GIVEN PROBLEM
Keep every line where the word "color" appears; drop the rest.

RECORDS SHOWN
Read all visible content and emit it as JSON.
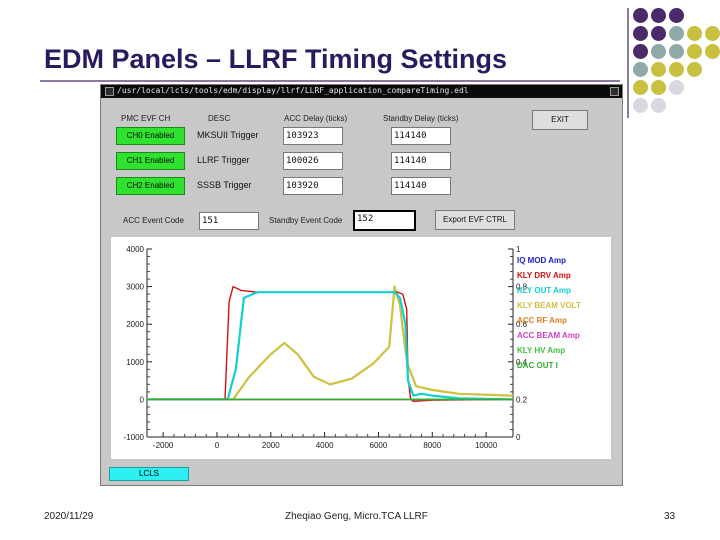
{
  "slide": {
    "title": "EDM Panels – LLRF Timing Settings",
    "footer_date": "2020/11/29",
    "footer_author": "Zheqiao Geng, Micro.TCA LLRF",
    "page_number": "33"
  },
  "window": {
    "title": "/usr/local/lcls/tools/edm/display/llrf/LLRF_application_compareTiming.edl"
  },
  "headers": {
    "pmc_evf_ch": "PMC EVF CH",
    "desc": "DESC",
    "acc_delay": "ACC Delay (ticks)",
    "standby_delay": "Standby Delay (ticks)"
  },
  "channels": [
    {
      "enable_label": "CH0 Enabled",
      "desc": "MKSUII Trigger",
      "acc_delay": "103923",
      "standby_delay": "114140"
    },
    {
      "enable_label": "CH1 Enabled",
      "desc": "LLRF Trigger",
      "acc_delay": "100026",
      "standby_delay": "114140"
    },
    {
      "enable_label": "CH2 Enabled",
      "desc": "SSSB Trigger",
      "acc_delay": "103920",
      "standby_delay": "114140"
    }
  ],
  "event_codes": {
    "acc_label": "ACC Event Code",
    "acc_value": "151",
    "standby_label": "Standby Event Code",
    "standby_value": "152"
  },
  "buttons": {
    "exit": "EXIT",
    "export": "Export EVF CTRL",
    "lcls": "LCLS"
  },
  "chart_data": {
    "type": "line",
    "x_ticks": [
      "-2000",
      "0",
      "2000",
      "4000",
      "6000",
      "8000",
      "10000"
    ],
    "xlim": [
      -2600,
      11000
    ],
    "y_left_ticks": [
      "4000",
      "3000",
      "2000",
      "1000",
      "0",
      "-1000"
    ],
    "ylim_left": [
      -1000,
      4000
    ],
    "y_right_ticks": [
      "1",
      "0.8",
      "0.6",
      "0.4",
      "0.2",
      "0"
    ],
    "ylim_right": [
      0,
      1
    ],
    "legend_placement": "right",
    "series": [
      {
        "name": "IQ MOD Amp",
        "color": "#2020cc",
        "x": [
          -2600,
          11000
        ],
        "y": [
          0,
          0
        ]
      },
      {
        "name": "KLY DRV Amp",
        "color": "#d01010",
        "x": [
          -2600,
          300,
          450,
          600,
          900,
          1500,
          3000,
          5000,
          6300,
          6500,
          6700,
          6900,
          7050,
          7100,
          7200,
          7300,
          8000,
          11000
        ],
        "y": [
          0,
          0,
          2600,
          3000,
          2900,
          2850,
          2850,
          2850,
          2850,
          2850,
          2850,
          2800,
          2400,
          600,
          0,
          -50,
          -20,
          0
        ]
      },
      {
        "name": "KLY OUT Amp",
        "color": "#10d0d0",
        "x": [
          -2600,
          400,
          700,
          1000,
          1500,
          3000,
          5000,
          6300,
          6600,
          6800,
          7000,
          7100,
          7300,
          7600,
          8000,
          9000,
          11000
        ],
        "y": [
          0,
          0,
          800,
          2700,
          2850,
          2850,
          2850,
          2850,
          2850,
          2700,
          2000,
          500,
          100,
          150,
          100,
          30,
          0
        ]
      },
      {
        "name": "KLY BEAM VOLT",
        "color": "#d0c040",
        "x": [
          -2600,
          600,
          1200,
          2000,
          2500,
          3000,
          3600,
          4200,
          5000,
          5800,
          6400,
          6600,
          6800,
          7000,
          7100,
          7400,
          8000,
          9000,
          11000
        ],
        "y": [
          0,
          0,
          600,
          1200,
          1500,
          1200,
          600,
          400,
          550,
          950,
          1400,
          3000,
          2500,
          1300,
          900,
          350,
          250,
          150,
          100
        ]
      },
      {
        "name": "ACC RF Amp",
        "color": "#e08020",
        "x": [
          -2600,
          11000
        ],
        "y": [
          0,
          0
        ]
      },
      {
        "name": "ACC BEAM Amp",
        "color": "#d040c0",
        "x": [
          -2600,
          11000
        ],
        "y": [
          0,
          0
        ]
      },
      {
        "name": "KLY HV Amp",
        "color": "#40c040",
        "x": [
          -2600,
          11000
        ],
        "y": [
          0,
          0
        ]
      },
      {
        "name": "DAC OUT I",
        "color": "#2fb02f",
        "x": [
          -2600,
          11000
        ],
        "y": [
          0,
          0
        ]
      }
    ]
  }
}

WRITTEN ANSWER
        "color": "#2020cc",
        "color": "#d01010",
        "color": "#10d0d0",
        "color": "#d0c040",
        "color": "#e08020",
        "color": "#d040c0",
        "color": "#40c040",
        "color": "#2fb02f",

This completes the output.